■ Data shown ■
** start **

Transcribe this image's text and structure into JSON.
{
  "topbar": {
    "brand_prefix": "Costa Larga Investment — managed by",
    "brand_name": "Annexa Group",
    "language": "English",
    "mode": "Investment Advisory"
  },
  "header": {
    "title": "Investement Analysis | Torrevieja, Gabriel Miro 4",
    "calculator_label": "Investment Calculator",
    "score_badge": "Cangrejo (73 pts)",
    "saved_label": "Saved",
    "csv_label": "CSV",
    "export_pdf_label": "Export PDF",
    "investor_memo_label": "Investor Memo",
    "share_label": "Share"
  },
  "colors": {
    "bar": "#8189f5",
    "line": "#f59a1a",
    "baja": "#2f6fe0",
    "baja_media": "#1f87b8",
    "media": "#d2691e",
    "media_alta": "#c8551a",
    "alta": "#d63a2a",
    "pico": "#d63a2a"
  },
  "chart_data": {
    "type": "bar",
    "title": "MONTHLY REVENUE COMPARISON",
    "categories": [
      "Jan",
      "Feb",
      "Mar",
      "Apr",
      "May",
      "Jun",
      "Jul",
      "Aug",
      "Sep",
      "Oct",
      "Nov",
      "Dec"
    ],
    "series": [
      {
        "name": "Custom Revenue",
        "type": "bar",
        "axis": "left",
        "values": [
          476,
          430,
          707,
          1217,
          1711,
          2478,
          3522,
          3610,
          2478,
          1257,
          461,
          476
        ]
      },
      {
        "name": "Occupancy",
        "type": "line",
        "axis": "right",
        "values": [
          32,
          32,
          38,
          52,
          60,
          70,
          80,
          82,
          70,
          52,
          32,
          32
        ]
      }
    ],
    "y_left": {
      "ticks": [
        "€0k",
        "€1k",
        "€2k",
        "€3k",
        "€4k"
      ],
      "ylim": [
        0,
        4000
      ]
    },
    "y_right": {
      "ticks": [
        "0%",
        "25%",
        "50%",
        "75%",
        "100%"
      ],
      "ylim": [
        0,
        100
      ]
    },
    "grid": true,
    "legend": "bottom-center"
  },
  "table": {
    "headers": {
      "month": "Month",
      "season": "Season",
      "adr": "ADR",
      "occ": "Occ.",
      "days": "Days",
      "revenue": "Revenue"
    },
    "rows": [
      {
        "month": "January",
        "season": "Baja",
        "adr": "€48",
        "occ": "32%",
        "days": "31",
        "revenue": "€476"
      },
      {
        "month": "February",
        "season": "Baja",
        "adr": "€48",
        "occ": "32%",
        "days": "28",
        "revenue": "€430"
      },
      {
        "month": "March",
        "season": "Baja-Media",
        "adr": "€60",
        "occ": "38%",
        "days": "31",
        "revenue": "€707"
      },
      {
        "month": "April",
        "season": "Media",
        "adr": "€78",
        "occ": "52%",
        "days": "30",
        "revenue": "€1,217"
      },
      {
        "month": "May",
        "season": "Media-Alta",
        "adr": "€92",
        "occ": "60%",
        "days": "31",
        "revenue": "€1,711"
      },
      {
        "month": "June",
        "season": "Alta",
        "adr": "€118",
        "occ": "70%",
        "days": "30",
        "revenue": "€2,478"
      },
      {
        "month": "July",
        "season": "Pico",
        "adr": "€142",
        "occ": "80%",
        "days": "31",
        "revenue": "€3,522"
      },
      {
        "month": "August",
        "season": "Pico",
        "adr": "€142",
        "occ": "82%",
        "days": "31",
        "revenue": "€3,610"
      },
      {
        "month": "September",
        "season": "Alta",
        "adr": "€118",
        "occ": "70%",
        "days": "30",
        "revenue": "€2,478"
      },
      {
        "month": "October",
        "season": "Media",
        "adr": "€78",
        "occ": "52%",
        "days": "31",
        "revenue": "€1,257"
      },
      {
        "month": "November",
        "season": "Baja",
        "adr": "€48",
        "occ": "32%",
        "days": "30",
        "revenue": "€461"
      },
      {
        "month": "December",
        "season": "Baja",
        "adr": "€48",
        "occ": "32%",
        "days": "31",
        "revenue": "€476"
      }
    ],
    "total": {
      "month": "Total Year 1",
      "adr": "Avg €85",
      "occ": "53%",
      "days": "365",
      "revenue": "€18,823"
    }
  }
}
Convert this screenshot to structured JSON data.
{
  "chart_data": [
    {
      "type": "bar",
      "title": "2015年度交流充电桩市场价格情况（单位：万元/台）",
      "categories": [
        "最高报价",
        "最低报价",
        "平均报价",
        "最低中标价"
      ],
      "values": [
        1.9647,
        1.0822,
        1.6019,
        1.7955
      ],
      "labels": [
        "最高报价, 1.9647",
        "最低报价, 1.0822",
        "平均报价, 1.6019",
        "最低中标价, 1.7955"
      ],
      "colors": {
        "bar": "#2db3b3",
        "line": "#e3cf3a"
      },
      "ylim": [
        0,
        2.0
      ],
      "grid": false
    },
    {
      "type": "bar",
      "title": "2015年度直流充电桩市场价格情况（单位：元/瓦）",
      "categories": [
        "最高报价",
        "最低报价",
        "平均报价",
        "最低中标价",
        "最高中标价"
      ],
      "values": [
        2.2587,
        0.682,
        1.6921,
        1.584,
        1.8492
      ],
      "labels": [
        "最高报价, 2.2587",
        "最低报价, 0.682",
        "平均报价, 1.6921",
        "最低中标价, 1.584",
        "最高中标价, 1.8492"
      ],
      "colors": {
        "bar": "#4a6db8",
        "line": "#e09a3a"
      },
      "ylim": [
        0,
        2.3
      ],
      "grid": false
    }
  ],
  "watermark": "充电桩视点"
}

** end **

■ Given instruction ■
Make an exact copy of the data above.

■ Expected output ■
Transcribe this image's text and structure into JSON.
{
  "topbar": {
    "brand_prefix": "Costa Larga Investment — managed by",
    "brand_name": "Annexa Group",
    "language": "English",
    "mode": "Investment Advisory"
  },
  "header": {
    "title": "Investement Analysis | Torrevieja, Gabriel Miro 4",
    "calculator_label": "Investment Calculator",
    "score_badge": "Cangrejo (73 pts)",
    "saved_label": "Saved",
    "csv_label": "CSV",
    "export_pdf_label": "Export PDF",
    "investor_memo_label": "Investor Memo",
    "share_label": "Share"
  },
  "colors": {
    "bar": "#8189f5",
    "line": "#f59a1a",
    "baja": "#2f6fe0",
    "baja_media": "#1f87b8",
    "media": "#d2691e",
    "media_alta": "#c8551a",
    "alta": "#d63a2a",
    "pico": "#d63a2a"
  },
  "chart_data": {
    "type": "bar",
    "title": "MONTHLY REVENUE COMPARISON",
    "categories": [
      "Jan",
      "Feb",
      "Mar",
      "Apr",
      "May",
      "Jun",
      "Jul",
      "Aug",
      "Sep",
      "Oct",
      "Nov",
      "Dec"
    ],
    "series": [
      {
        "name": "Custom Revenue",
        "type": "bar",
        "axis": "left",
        "values": [
          476,
          430,
          707,
          1217,
          1711,
          2478,
          3522,
          3610,
          2478,
          1257,
          461,
          476
        ]
      },
      {
        "name": "Occupancy",
        "type": "line",
        "axis": "right",
        "values": [
          32,
          32,
          38,
          52,
          60,
          70,
          80,
          82,
          70,
          52,
          32,
          32
        ]
      }
    ],
    "y_left": {
      "ticks": [
        "€0k",
        "€1k",
        "€2k",
        "€3k",
        "€4k"
      ],
      "ylim": [
        0,
        4000
      ]
    },
    "y_right": {
      "ticks": [
        "0%",
        "25%",
        "50%",
        "75%",
        "100%"
      ],
      "ylim": [
        0,
        100
      ]
    },
    "grid": true,
    "legend": "bottom-center"
  },
  "table": {
    "headers": {
      "month": "Month",
      "season": "Season",
      "adr": "ADR",
      "occ": "Occ.",
      "days": "Days",
      "revenue": "Revenue"
    },
    "rows": [
      {
        "month": "January",
        "season": "Baja",
        "adr": "€48",
        "occ": "32%",
        "days": "31",
        "revenue": "€476"
      },
      {
        "month": "February",
        "season": "Baja",
        "adr": "€48",
        "occ": "32%",
        "days": "28",
        "revenue": "€430"
      },
      {
        "month": "March",
        "season": "Baja-Media",
        "adr": "€60",
        "occ": "38%",
        "days": "31",
        "revenue": "€707"
      },
      {
        "month": "April",
        "season": "Media",
        "adr": "€78",
        "occ": "52%",
        "days": "30",
        "revenue": "€1,217"
      },
      {
        "month": "May",
        "season": "Media-Alta",
        "adr": "€92",
        "occ": "60%",
        "days": "31",
        "revenue": "€1,711"
      },
      {
        "month": "June",
        "season": "Alta",
        "adr": "€118",
        "occ": "70%",
        "days": "30",
        "revenue": "€2,478"
      },
      {
        "month": "July",
        "season": "Pico",
        "adr": "€142",
        "occ": "80%",
        "days": "31",
        "revenue": "€3,522"
      },
      {
        "month": "August",
        "season": "Pico",
        "adr": "€142",
        "occ": "82%",
        "days": "31",
        "revenue": "€3,610"
      },
      {
        "month": "September",
        "season": "Alta",
        "adr": "€118",
        "occ": "70%",
        "days": "30",
        "revenue": "€2,478"
      },
      {
        "month": "October",
        "season": "Media",
        "adr": "€78",
        "occ": "52%",
        "days": "31",
        "revenue": "€1,257"
      },
      {
        "month": "November",
        "season": "Baja",
        "adr": "€48",
        "occ": "32%",
        "days": "30",
        "revenue": "€461"
      },
      {
        "month": "December",
        "season": "Baja",
        "adr": "€48",
        "occ": "32%",
        "days": "31",
        "revenue": "€476"
      }
    ],
    "total": {
      "month": "Total Year 1",
      "adr": "Avg €85",
      "occ": "53%",
      "days": "365",
      "revenue": "€18,823"
    }
  }
}
Convert this screenshot to structured JSON data.
{
  "chart_data": [
    {
      "type": "bar",
      "title": "2015年度交流充电桩市场价格情况（单位：万元/台）",
      "categories": [
        "最高报价",
        "最低报价",
        "平均报价",
        "最低中标价"
      ],
      "values": [
        1.9647,
        1.0822,
        1.6019,
        1.7955
      ],
      "labels": [
        "最高报价, 1.9647",
        "最低报价, 1.0822",
        "平均报价, 1.6019",
        "最低中标价, 1.7955"
      ],
      "colors": {
        "bar": "#2db3b3",
        "line": "#e3cf3a"
      },
      "ylim": [
        0,
        2.0
      ],
      "grid": false
    },
    {
      "type": "bar",
      "title": "2015年度直流充电桩市场价格情况（单位：元/瓦）",
      "categories": [
        "最高报价",
        "最低报价",
        "平均报价",
        "最低中标价",
        "最高中标价"
      ],
      "values": [
        2.2587,
        0.682,
        1.6921,
        1.584,
        1.8492
      ],
      "labels": [
        "最高报价, 2.2587",
        "最低报价, 0.682",
        "平均报价, 1.6921",
        "最低中标价, 1.584",
        "最高中标价, 1.8492"
      ],
      "colors": {
        "bar": "#4a6db8",
        "line": "#e09a3a"
      },
      "ylim": [
        0,
        2.3
      ],
      "grid": false
    }
  ],
  "watermark": "充电桩视点"
}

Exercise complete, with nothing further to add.